• **Exercise task**: Omit all pictures, then retype the data exactly as given.

• **Listing**:
[START]

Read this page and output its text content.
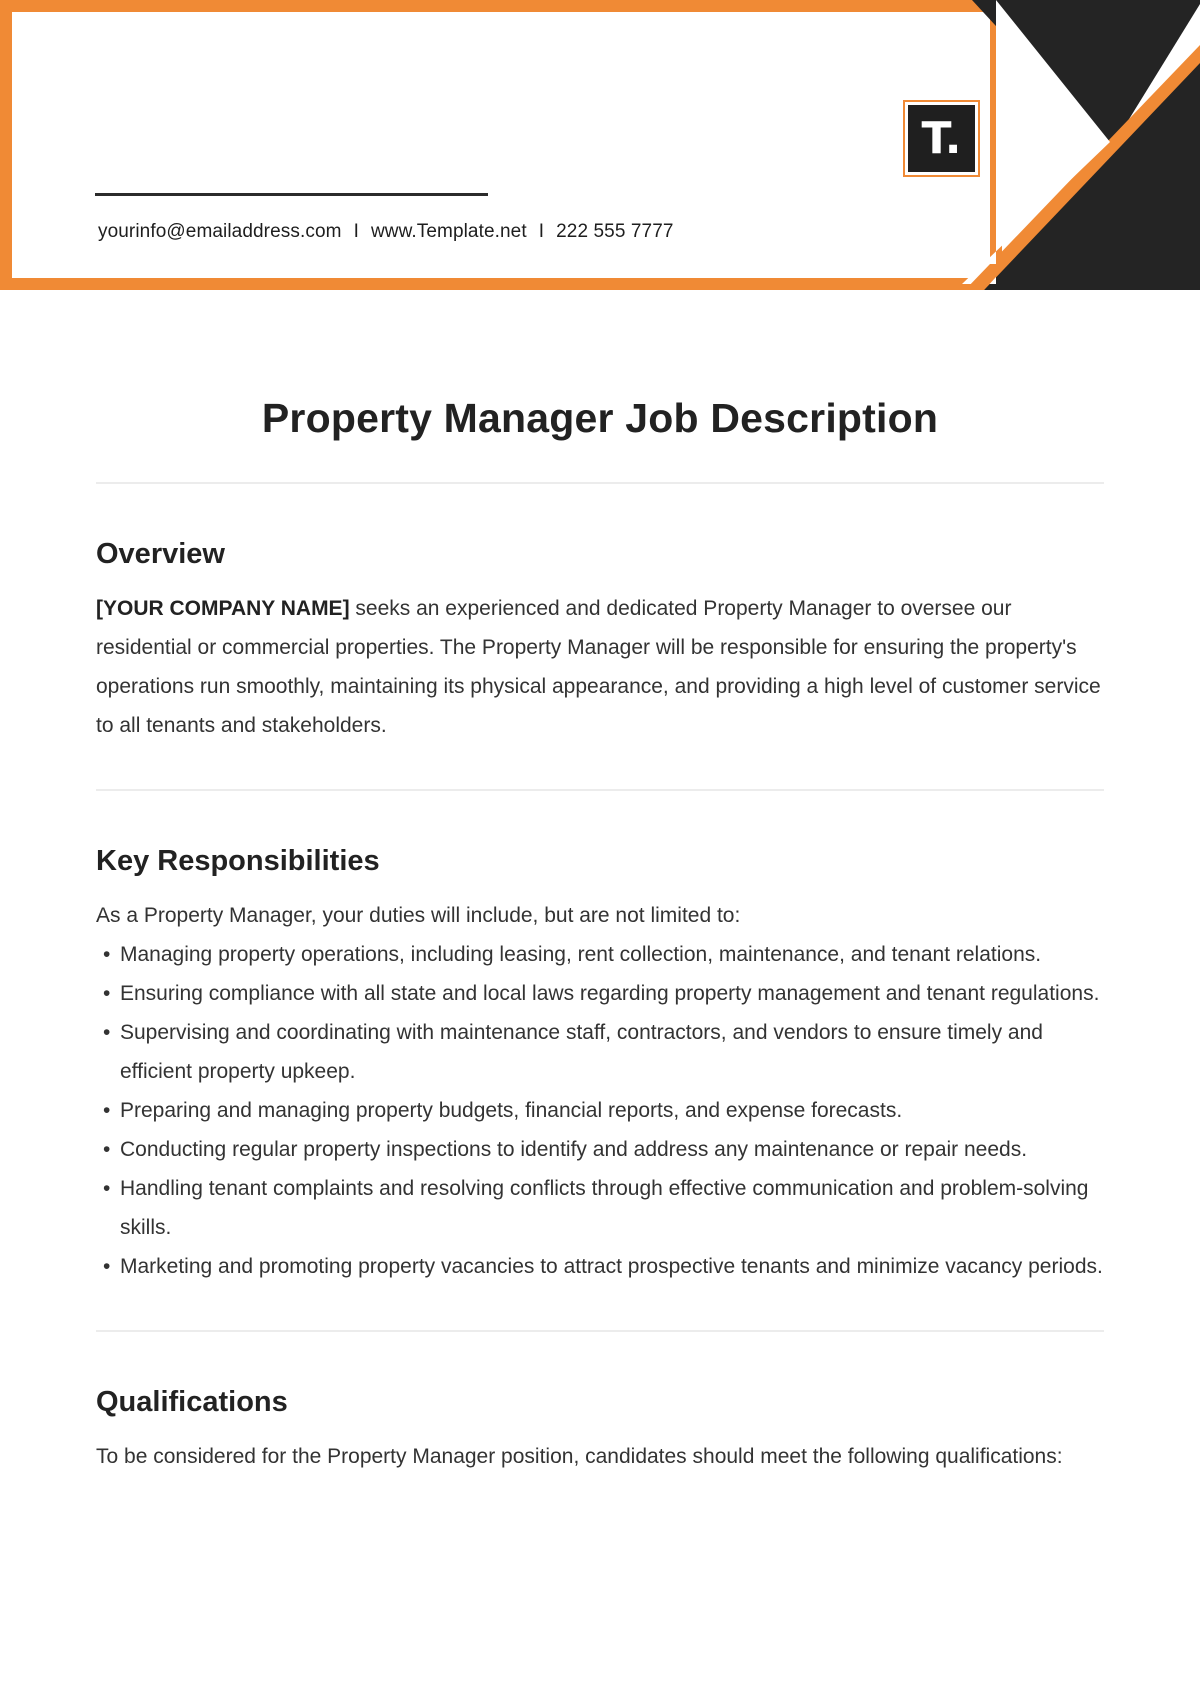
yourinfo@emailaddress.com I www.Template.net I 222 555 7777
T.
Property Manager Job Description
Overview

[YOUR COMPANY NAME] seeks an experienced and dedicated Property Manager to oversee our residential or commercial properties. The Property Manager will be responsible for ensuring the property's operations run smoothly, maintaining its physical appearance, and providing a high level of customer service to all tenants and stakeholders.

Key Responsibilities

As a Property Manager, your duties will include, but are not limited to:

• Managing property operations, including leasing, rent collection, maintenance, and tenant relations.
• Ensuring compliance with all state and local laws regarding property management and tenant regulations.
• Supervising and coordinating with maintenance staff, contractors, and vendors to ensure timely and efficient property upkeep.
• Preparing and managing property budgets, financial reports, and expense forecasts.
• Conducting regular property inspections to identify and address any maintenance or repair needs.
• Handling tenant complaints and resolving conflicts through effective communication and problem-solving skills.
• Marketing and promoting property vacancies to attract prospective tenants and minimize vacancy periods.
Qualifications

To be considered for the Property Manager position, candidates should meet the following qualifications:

[END]

• **Response for this exercise**:
Read this page and output its text content.
yourinfo@emailaddress.com I www.Template.net I 222 555 7777
T.
Property Manager Job Description
Overview

[YOUR COMPANY NAME] seeks an experienced and dedicated Property Manager to oversee our residential or commercial properties. The Property Manager will be responsible for ensuring the property's operations run smoothly, maintaining its physical appearance, and providing a high level of customer service to all tenants and stakeholders.

Key Responsibilities

As a Property Manager, your duties will include, but are not limited to:

• Managing property operations, including leasing, rent collection, maintenance, and tenant relations.
• Ensuring compliance with all state and local laws regarding property management and tenant regulations.
• Supervising and coordinating with maintenance staff, contractors, and vendors to ensure timely and efficient property upkeep.
• Preparing and managing property budgets, financial reports, and expense forecasts.
• Conducting regular property inspections to identify and address any maintenance or repair needs.
• Handling tenant complaints and resolving conflicts through effective communication and problem-solving skills.
• Marketing and promoting property vacancies to attract prospective tenants and minimize vacancy periods.
Qualifications

To be considered for the Property Manager position, candidates should meet the following qualifications:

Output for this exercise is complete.